§ **Prompt**
Please give the count of lines holding the string "banner" and nothing besides.

§ **Data to use**
____________________

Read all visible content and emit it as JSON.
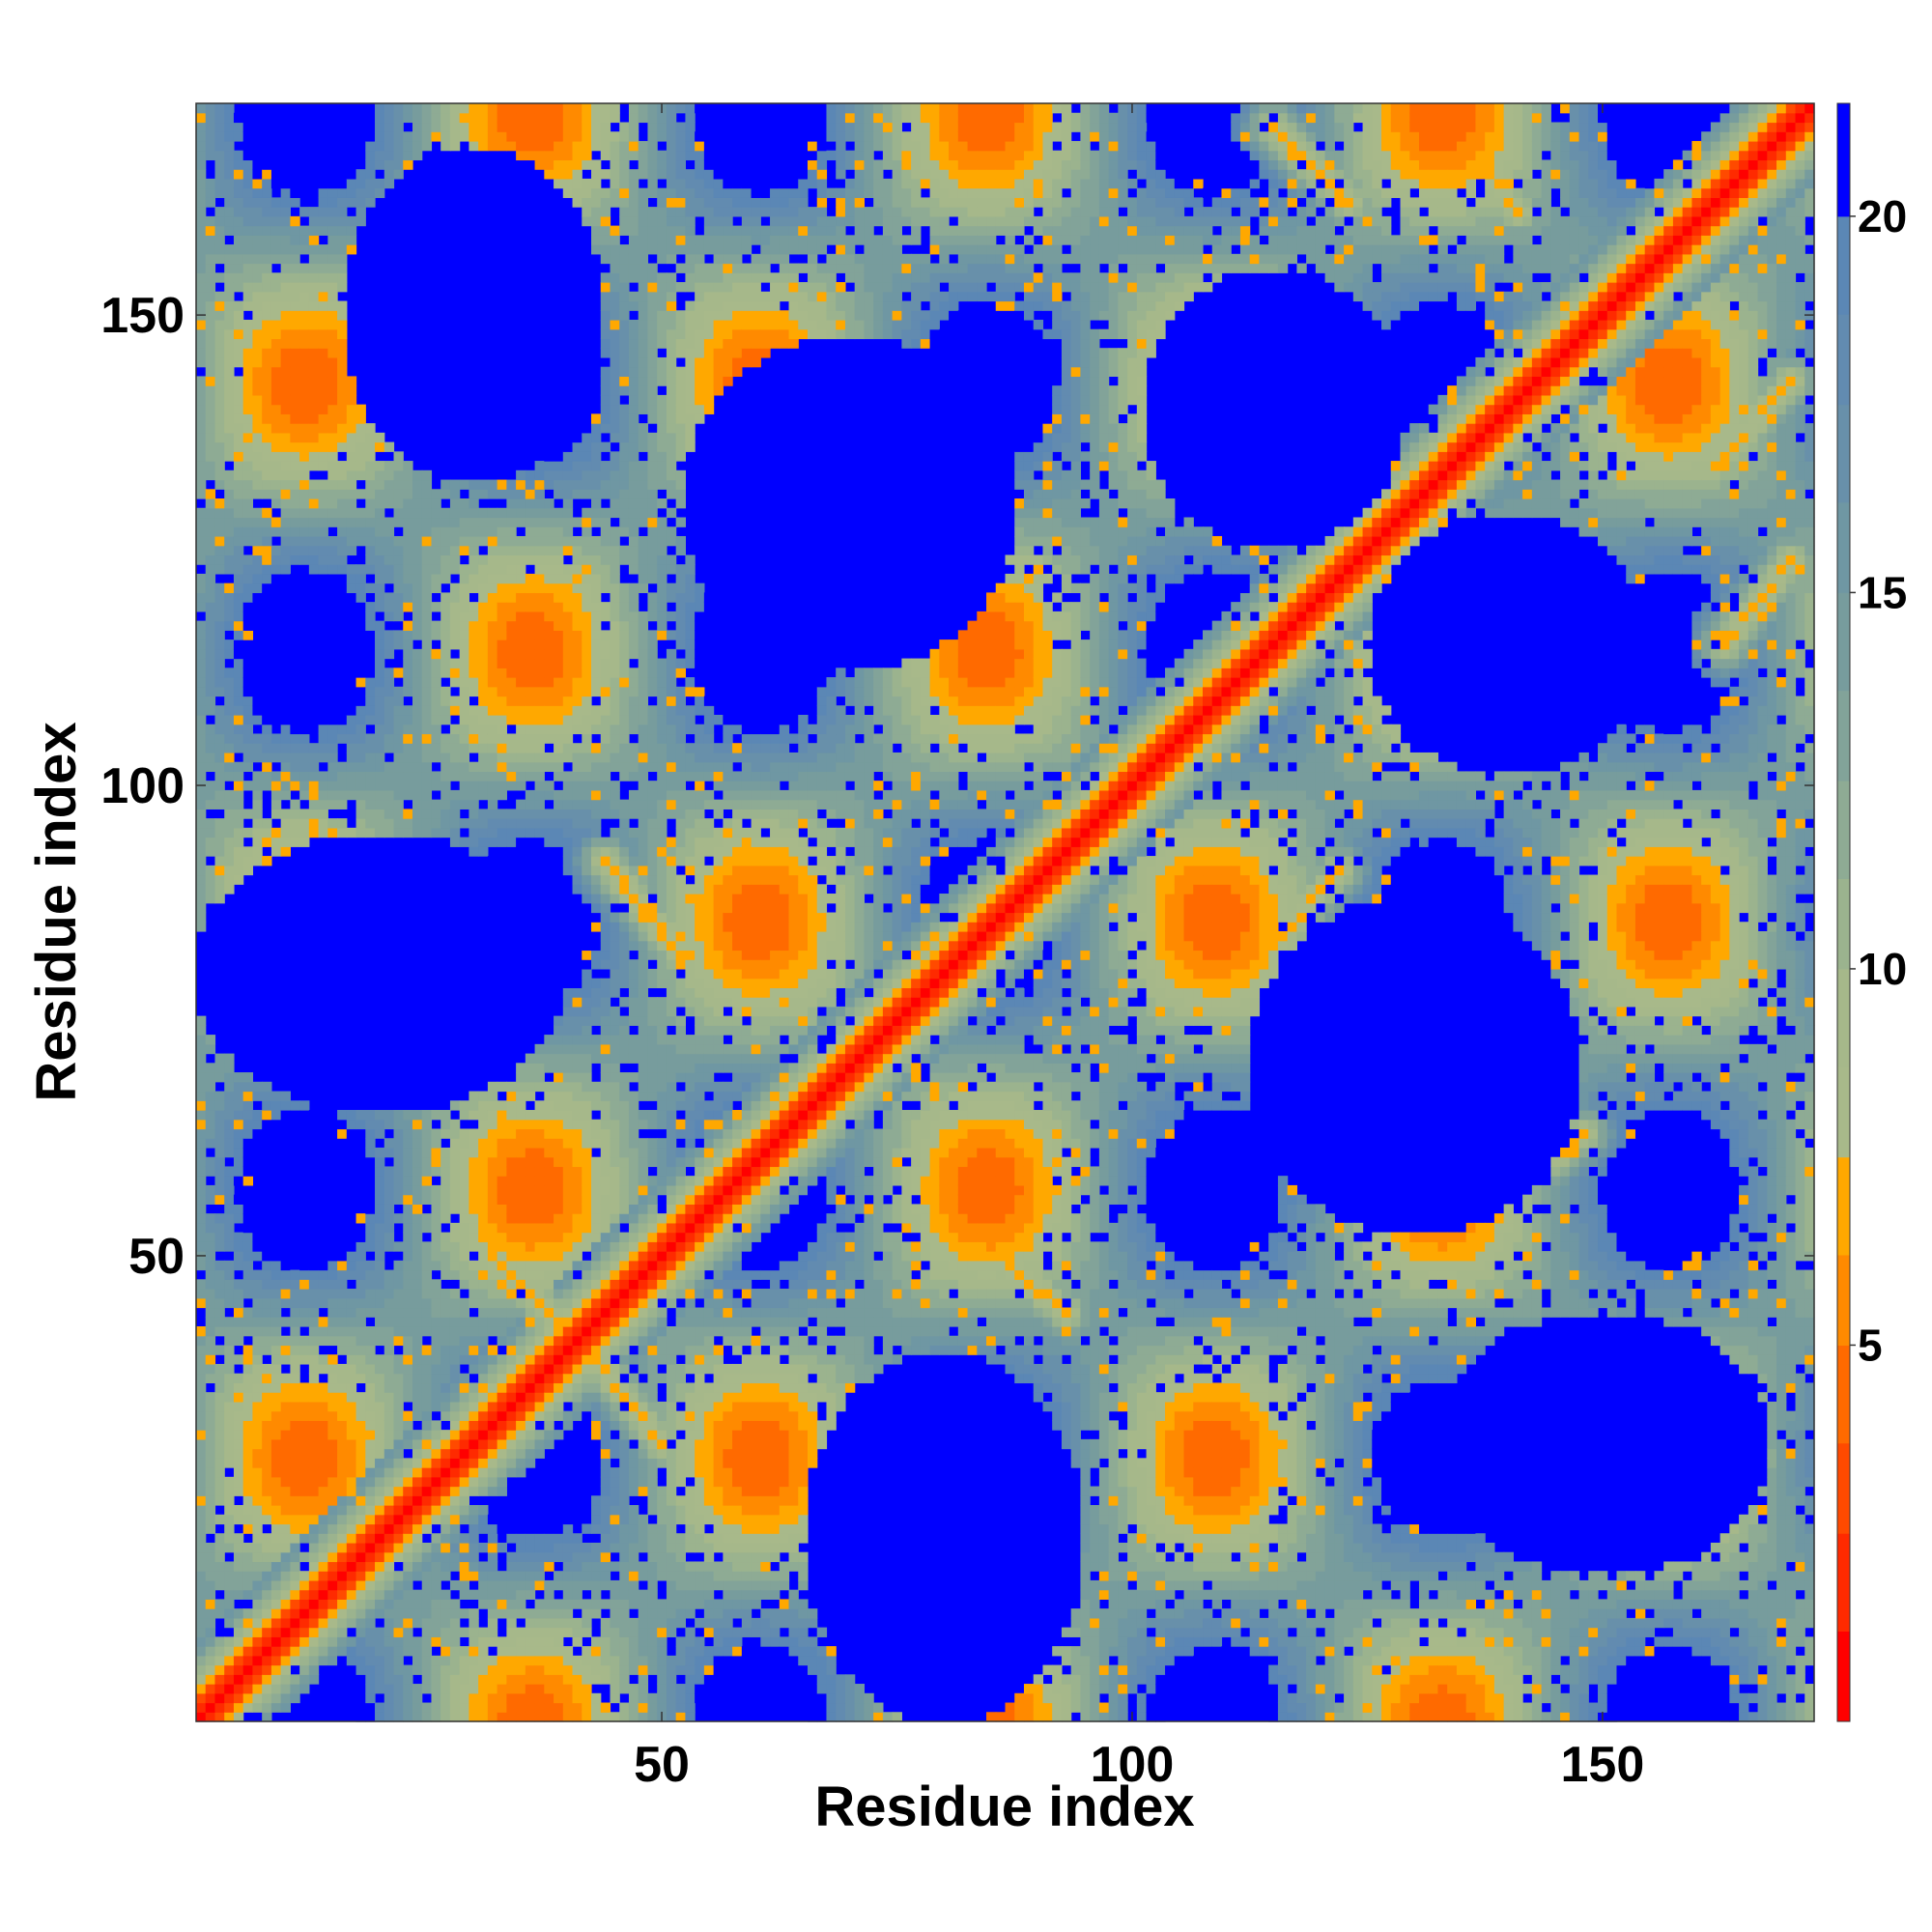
{
  "chart_data": {
    "type": "heatmap",
    "title": "",
    "xlabel": "Residue index",
    "ylabel": "Residue index",
    "n_residues": 172,
    "xlim": [
      1,
      172
    ],
    "ylim": [
      1,
      172
    ],
    "x_ticks": [
      50,
      100,
      150
    ],
    "x_tick_labels": [
      "50",
      "100",
      "150"
    ],
    "y_ticks": [
      50,
      100,
      150
    ],
    "y_tick_labels": [
      "50",
      "100",
      "150"
    ],
    "colorbar": {
      "range": [
        0,
        21.5
      ],
      "ticks": [
        5,
        10,
        15,
        20
      ],
      "tick_labels": [
        "5",
        "10",
        "15",
        "20"
      ],
      "levels": [
        {
          "max": 1.2,
          "color": "#ff0000"
        },
        {
          "max": 2.5,
          "color": "#ff2a00"
        },
        {
          "max": 3.7,
          "color": "#ff4a00"
        },
        {
          "max": 5.0,
          "color": "#ff6a00"
        },
        {
          "max": 6.2,
          "color": "#ff8a00"
        },
        {
          "max": 7.5,
          "color": "#ffa800"
        },
        {
          "max": 8.7,
          "color": "#a8b98a"
        },
        {
          "max": 10.0,
          "color": "#a6b88a"
        },
        {
          "max": 11.2,
          "color": "#9bb38e"
        },
        {
          "max": 12.5,
          "color": "#8eab94"
        },
        {
          "max": 13.7,
          "color": "#82a399"
        },
        {
          "max": 15.0,
          "color": "#779c9d"
        },
        {
          "max": 16.2,
          "color": "#6f97a3"
        },
        {
          "max": 17.5,
          "color": "#6890aa"
        },
        {
          "max": 18.7,
          "color": "#628bb0"
        },
        {
          "max": 20.0,
          "color": "#5b87b5"
        },
        {
          "max": 21.5,
          "color": "#0000ff"
        }
      ]
    },
    "features": {
      "diagonal": {
        "description": "near-zero distance along i=j"
      },
      "antiparallel_contacts": [
        {
          "i_start": 32,
          "j_start": 50,
          "i_end": 42,
          "j_end": 40,
          "value": 6.5
        },
        {
          "i_start": 43,
          "j_start": 39,
          "i_end": 50,
          "j_end": 30,
          "value": 6.5
        },
        {
          "i_start": 44,
          "j_start": 92,
          "i_end": 52,
          "j_end": 82,
          "value": 6.5
        },
        {
          "i_start": 83,
          "j_start": 52,
          "i_end": 93,
          "j_end": 44,
          "value": 6.5
        },
        {
          "i_start": 82,
          "j_start": 115,
          "i_end": 90,
          "j_end": 123,
          "value": 6.5
        },
        {
          "i_start": 115,
          "j_start": 83,
          "i_end": 122,
          "j_end": 91,
          "value": 6.5
        },
        {
          "i_start": 115,
          "j_start": 170,
          "i_end": 123,
          "j_end": 162,
          "value": 6.5
        },
        {
          "i_start": 134,
          "j_start": 170,
          "i_end": 141,
          "j_end": 161,
          "value": 6.5
        },
        {
          "i_start": 163,
          "j_start": 115,
          "i_end": 170,
          "j_end": 124,
          "value": 6.5
        },
        {
          "i_start": 162,
          "j_start": 134,
          "i_end": 170,
          "j_end": 143,
          "value": 6.5
        }
      ],
      "parallel_contacts": [
        {
          "i_start": 22,
          "j_start": 155,
          "i_end": 26,
          "j_end": 159,
          "value": 5.5
        },
        {
          "i_start": 152,
          "j_start": 22,
          "i_end": 157,
          "j_end": 26,
          "value": 5.5
        },
        {
          "i_start": 59,
          "j_start": 145,
          "i_end": 63,
          "j_end": 150,
          "value": 6.5
        },
        {
          "i_start": 143,
          "j_start": 59,
          "i_end": 148,
          "j_end": 63,
          "value": 6.5
        }
      ],
      "empty_regions": [
        {
          "ci": 20,
          "cj": 80,
          "rx": 20,
          "ry": 15
        },
        {
          "ci": 80,
          "cj": 20,
          "rx": 15,
          "ry": 20
        },
        {
          "ci": 70,
          "cj": 130,
          "rx": 18,
          "ry": 18
        },
        {
          "ci": 130,
          "cj": 70,
          "rx": 18,
          "ry": 18
        },
        {
          "ci": 115,
          "cj": 140,
          "rx": 14,
          "ry": 15
        },
        {
          "ci": 140,
          "cj": 115,
          "rx": 15,
          "ry": 14
        },
        {
          "ci": 150,
          "cj": 30,
          "rx": 18,
          "ry": 14
        },
        {
          "ci": 30,
          "cj": 150,
          "rx": 14,
          "ry": 18
        }
      ]
    }
  }
}
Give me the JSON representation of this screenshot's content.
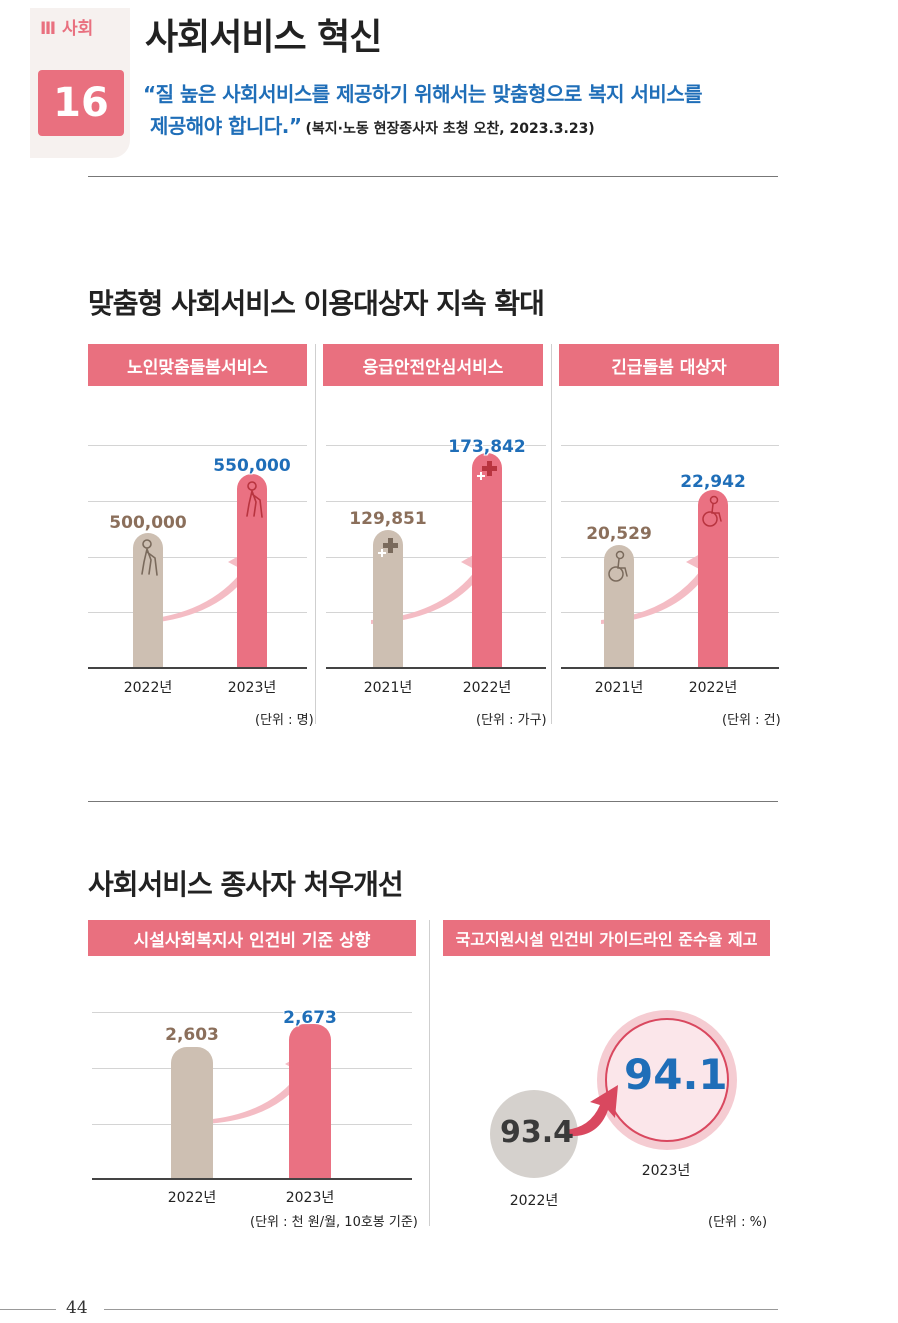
{
  "header": {
    "section_label": "Ⅲ 사회",
    "section_number": "16",
    "title": "사회서비스 혁신",
    "quote_line1": "“질 높은 사회서비스를 제공하기 위해서는 맞춤형으로 복지 서비스를",
    "quote_line2": "제공해야 합니다.”",
    "quote_source": "(복지·노동 현장종사자 초청 오찬, 2023.3.23)"
  },
  "section1": {
    "title": "맞춤형 사회서비스 이용대상자 지속 확대",
    "panels": [
      {
        "banner": "노인맞춤돌봄서비스",
        "prev_value": "500,000",
        "cur_value": "550,000",
        "prev_year": "2022년",
        "cur_year": "2023년",
        "unit": "(단위 : 명)",
        "icon": "elderly-icon"
      },
      {
        "banner": "응급안전안심서비스",
        "prev_value": "129,851",
        "cur_value": "173,842",
        "prev_year": "2021년",
        "cur_year": "2022년",
        "unit": "(단위 : 가구)",
        "icon": "medical-cross-icon"
      },
      {
        "banner": "긴급돌봄 대상자",
        "prev_value": "20,529",
        "cur_value": "22,942",
        "prev_year": "2021년",
        "cur_year": "2022년",
        "unit": "(단위 : 건)",
        "icon": "wheelchair-icon"
      }
    ]
  },
  "section2": {
    "title": "사회서비스 종사자 처우개선",
    "left_panel": {
      "banner": "시설사회복지사 인건비 기준 상향",
      "prev_value": "2,603",
      "cur_value": "2,673",
      "prev_year": "2022년",
      "cur_year": "2023년",
      "unit": "(단위 : 천 원/월, 10호봉 기준)"
    },
    "right_panel": {
      "banner": "국고지원시설 인건비 가이드라인 준수율 제고",
      "prev_value": "93.4",
      "cur_value": "94.1",
      "prev_year": "2022년",
      "cur_year": "2023년",
      "unit": "(단위 : %)"
    }
  },
  "footer": {
    "page_number": "44"
  },
  "colors": {
    "accent_pink": "#e9707f",
    "prev_bar": "#cdbfb2",
    "value_blue": "#1f6eb8",
    "prev_value_brown": "#8b6f5b"
  },
  "chart_data": [
    {
      "type": "bar",
      "title": "노인맞춤돌봄서비스",
      "categories": [
        "2022년",
        "2023년"
      ],
      "values": [
        500000,
        550000
      ],
      "unit": "(단위 : 명)"
    },
    {
      "type": "bar",
      "title": "응급안전안심서비스",
      "categories": [
        "2021년",
        "2022년"
      ],
      "values": [
        129851,
        173842
      ],
      "unit": "(단위 : 가구)"
    },
    {
      "type": "bar",
      "title": "긴급돌봄 대상자",
      "categories": [
        "2021년",
        "2022년"
      ],
      "values": [
        20529,
        22942
      ],
      "unit": "(단위 : 건)"
    },
    {
      "type": "bar",
      "title": "시설사회복지사 인건비 기준 상향",
      "categories": [
        "2022년",
        "2023년"
      ],
      "values": [
        2603,
        2673
      ],
      "unit": "(단위 : 천 원/월, 10호봉 기준)"
    },
    {
      "type": "bubble",
      "title": "국고지원시설 인건비 가이드라인 준수율 제고",
      "categories": [
        "2022년",
        "2023년"
      ],
      "values": [
        93.4,
        94.1
      ],
      "unit": "(단위 : %)"
    }
  ]
}
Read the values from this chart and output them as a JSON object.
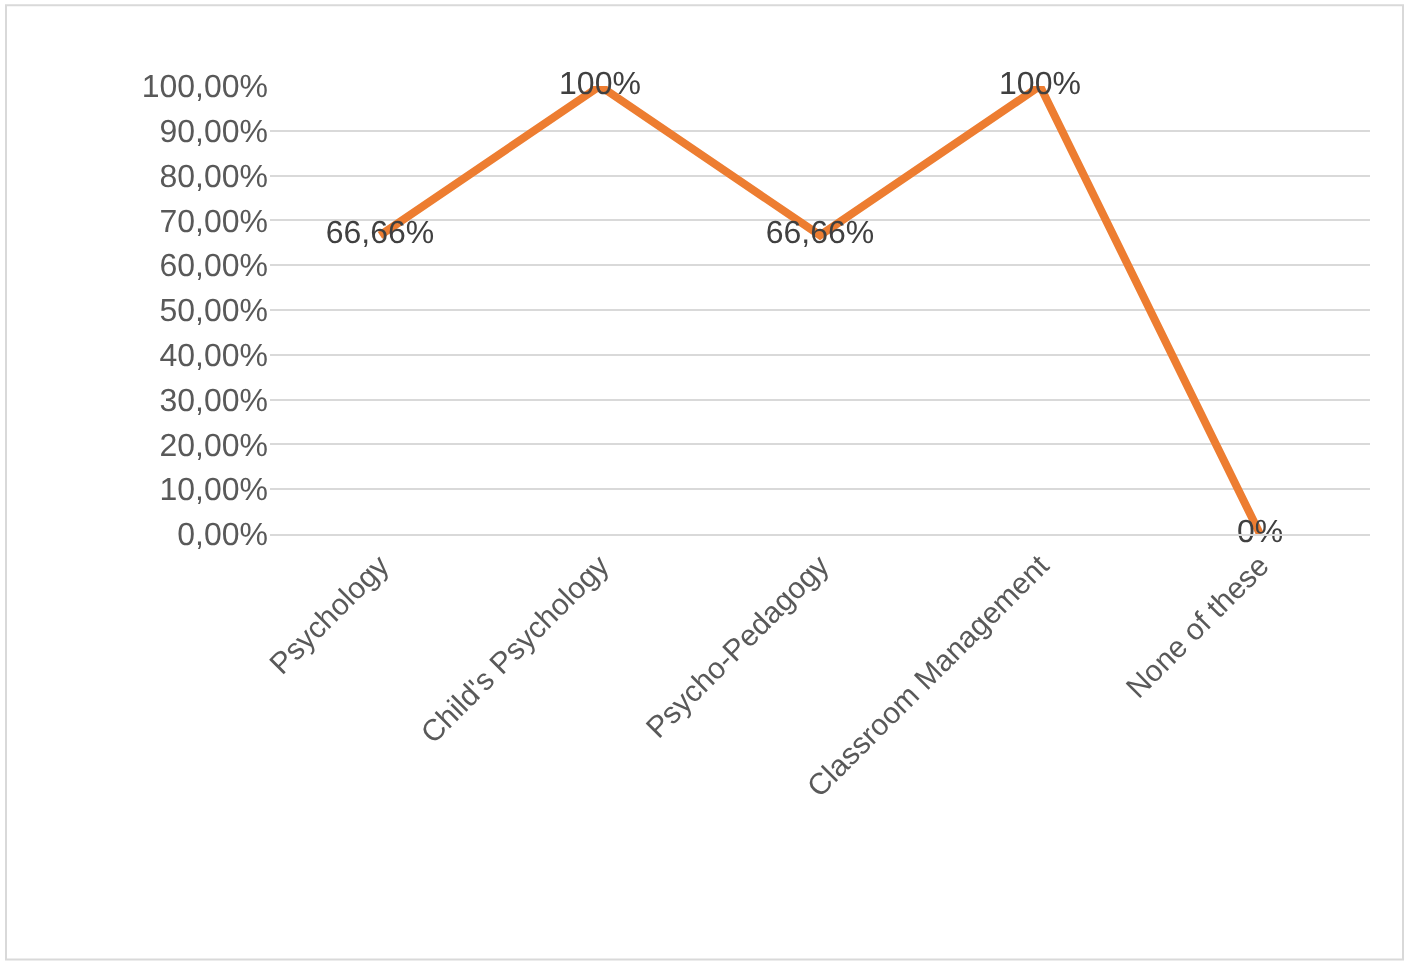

____________________

§ **Exercise answer**
5